What is needed: Check each line of the records below for the word "JSON" and copy those where it appears.
Start of Given data
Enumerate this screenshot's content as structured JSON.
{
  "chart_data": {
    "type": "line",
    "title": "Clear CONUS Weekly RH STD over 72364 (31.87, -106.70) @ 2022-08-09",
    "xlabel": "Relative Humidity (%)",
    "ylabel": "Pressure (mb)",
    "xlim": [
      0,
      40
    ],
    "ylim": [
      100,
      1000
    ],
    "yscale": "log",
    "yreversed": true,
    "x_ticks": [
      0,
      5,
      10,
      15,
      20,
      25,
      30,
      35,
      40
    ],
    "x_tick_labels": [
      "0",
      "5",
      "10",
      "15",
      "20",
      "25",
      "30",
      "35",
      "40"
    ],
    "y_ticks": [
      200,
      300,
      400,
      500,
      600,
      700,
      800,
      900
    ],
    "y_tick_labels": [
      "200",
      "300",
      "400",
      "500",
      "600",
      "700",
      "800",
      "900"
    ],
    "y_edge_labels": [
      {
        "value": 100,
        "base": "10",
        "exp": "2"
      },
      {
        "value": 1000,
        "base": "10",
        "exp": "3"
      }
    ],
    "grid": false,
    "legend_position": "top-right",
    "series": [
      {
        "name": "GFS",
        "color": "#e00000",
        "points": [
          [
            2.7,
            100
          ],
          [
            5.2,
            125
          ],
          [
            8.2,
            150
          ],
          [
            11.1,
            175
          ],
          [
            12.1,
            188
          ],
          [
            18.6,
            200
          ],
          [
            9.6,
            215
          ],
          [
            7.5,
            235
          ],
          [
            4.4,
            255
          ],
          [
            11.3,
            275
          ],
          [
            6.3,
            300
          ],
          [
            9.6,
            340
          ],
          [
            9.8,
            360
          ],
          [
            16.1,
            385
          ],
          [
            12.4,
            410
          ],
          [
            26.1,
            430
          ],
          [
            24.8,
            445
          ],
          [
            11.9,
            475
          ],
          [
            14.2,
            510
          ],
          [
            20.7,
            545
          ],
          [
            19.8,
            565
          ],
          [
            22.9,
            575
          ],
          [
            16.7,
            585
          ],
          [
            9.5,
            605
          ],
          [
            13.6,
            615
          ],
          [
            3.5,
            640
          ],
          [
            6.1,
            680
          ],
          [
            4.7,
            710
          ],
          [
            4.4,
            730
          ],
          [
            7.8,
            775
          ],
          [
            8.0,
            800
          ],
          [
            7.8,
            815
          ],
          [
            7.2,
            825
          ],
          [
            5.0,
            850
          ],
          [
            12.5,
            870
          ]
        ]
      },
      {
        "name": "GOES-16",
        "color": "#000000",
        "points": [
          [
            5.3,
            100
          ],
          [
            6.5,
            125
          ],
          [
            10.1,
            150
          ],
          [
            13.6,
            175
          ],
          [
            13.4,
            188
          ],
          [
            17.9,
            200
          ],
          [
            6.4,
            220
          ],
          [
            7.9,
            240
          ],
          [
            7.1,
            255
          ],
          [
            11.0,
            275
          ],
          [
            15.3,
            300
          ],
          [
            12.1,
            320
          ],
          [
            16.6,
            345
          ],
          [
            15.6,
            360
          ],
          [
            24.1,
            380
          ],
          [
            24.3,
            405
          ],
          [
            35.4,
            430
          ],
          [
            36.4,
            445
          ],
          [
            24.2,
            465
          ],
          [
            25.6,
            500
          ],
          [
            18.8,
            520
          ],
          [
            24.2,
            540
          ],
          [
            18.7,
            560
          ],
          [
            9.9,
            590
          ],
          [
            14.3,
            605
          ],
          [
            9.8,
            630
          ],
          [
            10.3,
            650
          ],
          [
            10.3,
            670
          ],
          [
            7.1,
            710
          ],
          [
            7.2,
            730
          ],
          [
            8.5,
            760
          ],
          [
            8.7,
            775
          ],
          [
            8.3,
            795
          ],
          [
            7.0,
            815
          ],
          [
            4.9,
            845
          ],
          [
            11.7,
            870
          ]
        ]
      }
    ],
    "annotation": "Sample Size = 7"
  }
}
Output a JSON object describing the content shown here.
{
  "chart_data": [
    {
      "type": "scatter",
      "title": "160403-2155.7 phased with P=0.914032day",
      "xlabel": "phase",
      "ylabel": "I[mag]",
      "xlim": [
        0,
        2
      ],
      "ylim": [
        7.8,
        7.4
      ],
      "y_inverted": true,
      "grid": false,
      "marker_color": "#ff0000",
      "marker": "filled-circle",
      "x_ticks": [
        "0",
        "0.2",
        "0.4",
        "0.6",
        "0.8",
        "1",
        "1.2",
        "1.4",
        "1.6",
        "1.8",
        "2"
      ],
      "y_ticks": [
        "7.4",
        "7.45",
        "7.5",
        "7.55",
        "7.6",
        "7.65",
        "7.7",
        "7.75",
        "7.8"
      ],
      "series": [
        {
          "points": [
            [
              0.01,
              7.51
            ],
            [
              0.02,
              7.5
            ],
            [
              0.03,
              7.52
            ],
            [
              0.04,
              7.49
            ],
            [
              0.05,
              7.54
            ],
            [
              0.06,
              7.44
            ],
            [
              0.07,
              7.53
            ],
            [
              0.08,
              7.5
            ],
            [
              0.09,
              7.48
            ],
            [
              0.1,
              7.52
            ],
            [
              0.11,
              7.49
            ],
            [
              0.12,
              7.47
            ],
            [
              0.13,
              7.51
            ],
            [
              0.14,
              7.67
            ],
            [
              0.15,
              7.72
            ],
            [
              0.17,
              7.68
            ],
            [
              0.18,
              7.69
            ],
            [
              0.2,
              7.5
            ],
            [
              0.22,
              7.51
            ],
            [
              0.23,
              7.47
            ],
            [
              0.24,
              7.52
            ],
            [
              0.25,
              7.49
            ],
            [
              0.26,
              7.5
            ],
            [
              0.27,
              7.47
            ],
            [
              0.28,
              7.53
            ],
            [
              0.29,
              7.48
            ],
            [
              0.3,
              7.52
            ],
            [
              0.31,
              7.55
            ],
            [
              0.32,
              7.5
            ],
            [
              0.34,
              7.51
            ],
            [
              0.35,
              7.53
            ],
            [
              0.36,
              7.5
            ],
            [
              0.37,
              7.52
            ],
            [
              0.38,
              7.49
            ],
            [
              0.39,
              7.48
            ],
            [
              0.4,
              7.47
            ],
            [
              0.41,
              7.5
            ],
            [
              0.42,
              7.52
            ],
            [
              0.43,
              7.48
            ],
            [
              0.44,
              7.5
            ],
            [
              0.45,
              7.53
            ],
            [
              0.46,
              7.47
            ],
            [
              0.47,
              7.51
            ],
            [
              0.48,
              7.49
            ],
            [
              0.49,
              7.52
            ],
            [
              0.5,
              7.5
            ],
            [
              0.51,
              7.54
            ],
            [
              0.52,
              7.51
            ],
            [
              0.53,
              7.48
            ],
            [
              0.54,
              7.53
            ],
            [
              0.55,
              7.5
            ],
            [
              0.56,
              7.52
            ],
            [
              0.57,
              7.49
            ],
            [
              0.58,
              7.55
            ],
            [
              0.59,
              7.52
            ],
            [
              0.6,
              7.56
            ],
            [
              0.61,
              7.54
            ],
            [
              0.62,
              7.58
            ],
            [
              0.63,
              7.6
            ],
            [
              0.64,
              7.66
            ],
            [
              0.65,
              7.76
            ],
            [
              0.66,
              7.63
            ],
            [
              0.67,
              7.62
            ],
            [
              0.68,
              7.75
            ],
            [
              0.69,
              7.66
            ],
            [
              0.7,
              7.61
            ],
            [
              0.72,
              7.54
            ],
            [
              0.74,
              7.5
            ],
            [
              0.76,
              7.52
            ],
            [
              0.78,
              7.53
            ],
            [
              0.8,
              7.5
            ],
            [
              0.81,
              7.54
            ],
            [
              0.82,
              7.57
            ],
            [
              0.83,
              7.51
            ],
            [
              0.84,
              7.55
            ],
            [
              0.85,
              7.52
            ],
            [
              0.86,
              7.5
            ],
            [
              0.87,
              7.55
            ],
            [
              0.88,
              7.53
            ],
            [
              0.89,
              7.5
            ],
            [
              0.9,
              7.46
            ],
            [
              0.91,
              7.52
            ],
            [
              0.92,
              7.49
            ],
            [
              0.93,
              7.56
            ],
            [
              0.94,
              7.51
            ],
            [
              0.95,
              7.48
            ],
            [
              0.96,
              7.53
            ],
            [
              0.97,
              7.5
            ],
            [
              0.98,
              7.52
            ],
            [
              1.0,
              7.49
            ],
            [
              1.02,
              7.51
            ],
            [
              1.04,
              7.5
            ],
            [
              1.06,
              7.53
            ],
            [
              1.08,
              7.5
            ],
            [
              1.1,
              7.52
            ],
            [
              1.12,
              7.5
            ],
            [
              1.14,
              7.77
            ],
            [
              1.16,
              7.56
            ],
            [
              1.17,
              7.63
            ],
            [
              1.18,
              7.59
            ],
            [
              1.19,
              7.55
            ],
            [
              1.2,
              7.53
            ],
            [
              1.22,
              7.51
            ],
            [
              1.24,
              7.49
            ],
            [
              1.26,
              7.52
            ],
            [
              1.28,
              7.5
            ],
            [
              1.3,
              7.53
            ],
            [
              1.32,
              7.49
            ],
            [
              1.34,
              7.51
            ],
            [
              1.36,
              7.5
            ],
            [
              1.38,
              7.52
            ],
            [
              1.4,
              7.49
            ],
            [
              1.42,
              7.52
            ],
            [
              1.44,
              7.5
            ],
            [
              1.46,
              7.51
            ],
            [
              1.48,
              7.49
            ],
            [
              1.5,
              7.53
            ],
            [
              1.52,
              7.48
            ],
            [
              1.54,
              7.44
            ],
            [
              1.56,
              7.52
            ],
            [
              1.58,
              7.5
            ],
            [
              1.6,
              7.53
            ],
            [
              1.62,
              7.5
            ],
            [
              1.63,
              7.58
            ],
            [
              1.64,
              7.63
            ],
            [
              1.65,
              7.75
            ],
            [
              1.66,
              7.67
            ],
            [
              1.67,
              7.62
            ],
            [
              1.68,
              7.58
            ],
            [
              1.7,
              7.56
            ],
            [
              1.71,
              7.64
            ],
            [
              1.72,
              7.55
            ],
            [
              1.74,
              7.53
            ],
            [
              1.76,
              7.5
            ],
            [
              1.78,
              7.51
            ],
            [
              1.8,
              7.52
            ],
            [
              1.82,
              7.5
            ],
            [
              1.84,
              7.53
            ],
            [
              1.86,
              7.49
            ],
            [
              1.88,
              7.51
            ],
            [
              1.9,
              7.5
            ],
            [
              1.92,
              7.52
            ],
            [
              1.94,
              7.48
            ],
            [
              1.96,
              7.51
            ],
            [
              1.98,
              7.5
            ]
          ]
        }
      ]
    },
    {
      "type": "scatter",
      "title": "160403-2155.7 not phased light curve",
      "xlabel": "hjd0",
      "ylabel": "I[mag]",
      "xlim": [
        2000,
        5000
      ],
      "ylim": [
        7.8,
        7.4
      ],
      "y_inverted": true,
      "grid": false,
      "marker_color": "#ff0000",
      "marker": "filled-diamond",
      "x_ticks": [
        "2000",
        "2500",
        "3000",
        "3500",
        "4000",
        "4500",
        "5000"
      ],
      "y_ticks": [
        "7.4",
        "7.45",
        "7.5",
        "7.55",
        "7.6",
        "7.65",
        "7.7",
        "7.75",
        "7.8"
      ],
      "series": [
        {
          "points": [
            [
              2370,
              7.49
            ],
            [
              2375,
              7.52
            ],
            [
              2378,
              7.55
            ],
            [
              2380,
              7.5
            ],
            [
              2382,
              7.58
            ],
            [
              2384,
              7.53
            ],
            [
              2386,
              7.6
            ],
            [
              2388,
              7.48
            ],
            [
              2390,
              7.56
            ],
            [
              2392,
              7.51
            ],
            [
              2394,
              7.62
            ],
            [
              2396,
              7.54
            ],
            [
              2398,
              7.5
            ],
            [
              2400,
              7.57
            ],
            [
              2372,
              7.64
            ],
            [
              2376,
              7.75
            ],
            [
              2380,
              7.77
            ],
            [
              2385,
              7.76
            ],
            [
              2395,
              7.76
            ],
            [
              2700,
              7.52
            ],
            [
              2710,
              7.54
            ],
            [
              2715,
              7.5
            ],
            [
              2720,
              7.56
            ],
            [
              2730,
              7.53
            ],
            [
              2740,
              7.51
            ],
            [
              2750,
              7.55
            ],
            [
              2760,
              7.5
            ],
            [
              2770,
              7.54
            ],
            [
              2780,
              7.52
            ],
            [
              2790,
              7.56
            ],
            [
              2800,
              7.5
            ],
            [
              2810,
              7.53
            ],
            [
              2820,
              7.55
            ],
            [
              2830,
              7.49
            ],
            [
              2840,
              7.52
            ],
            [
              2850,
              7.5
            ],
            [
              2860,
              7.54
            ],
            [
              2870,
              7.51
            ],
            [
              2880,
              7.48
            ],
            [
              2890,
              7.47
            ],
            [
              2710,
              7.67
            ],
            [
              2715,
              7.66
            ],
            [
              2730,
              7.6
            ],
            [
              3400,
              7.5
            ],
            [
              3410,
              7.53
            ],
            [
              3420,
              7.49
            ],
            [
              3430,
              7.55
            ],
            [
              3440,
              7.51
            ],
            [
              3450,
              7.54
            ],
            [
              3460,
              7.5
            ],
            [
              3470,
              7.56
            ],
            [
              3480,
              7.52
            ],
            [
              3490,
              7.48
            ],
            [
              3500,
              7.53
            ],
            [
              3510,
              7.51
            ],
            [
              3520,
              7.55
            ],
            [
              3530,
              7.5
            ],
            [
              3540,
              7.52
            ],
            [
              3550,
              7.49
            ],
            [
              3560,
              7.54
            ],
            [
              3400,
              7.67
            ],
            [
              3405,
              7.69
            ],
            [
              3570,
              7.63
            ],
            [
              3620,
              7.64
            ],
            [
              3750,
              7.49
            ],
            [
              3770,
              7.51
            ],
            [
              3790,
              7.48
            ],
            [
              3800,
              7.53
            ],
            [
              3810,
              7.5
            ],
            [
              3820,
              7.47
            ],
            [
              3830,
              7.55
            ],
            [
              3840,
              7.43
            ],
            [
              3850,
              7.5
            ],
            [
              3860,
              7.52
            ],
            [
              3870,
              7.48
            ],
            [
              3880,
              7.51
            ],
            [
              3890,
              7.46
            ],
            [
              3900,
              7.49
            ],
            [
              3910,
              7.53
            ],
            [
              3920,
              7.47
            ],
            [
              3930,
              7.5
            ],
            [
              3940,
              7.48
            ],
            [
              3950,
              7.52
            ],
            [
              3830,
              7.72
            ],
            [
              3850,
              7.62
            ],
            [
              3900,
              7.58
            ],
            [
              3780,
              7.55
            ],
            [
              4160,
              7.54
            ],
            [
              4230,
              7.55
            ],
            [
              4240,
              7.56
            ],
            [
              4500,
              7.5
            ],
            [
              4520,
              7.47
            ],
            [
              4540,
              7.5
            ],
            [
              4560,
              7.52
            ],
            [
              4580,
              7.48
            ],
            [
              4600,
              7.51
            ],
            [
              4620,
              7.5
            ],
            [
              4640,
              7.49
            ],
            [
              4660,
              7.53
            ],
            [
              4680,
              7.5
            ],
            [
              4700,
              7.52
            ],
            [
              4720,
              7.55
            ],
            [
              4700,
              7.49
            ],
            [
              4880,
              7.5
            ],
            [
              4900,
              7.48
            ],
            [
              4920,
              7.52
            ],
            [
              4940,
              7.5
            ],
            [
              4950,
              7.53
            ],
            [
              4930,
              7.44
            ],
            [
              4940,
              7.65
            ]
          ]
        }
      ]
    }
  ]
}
End of Given data
Response for this exercise:
Enumerate this screenshot's content as structured JSON.
Output a JSON object describing the content shown here.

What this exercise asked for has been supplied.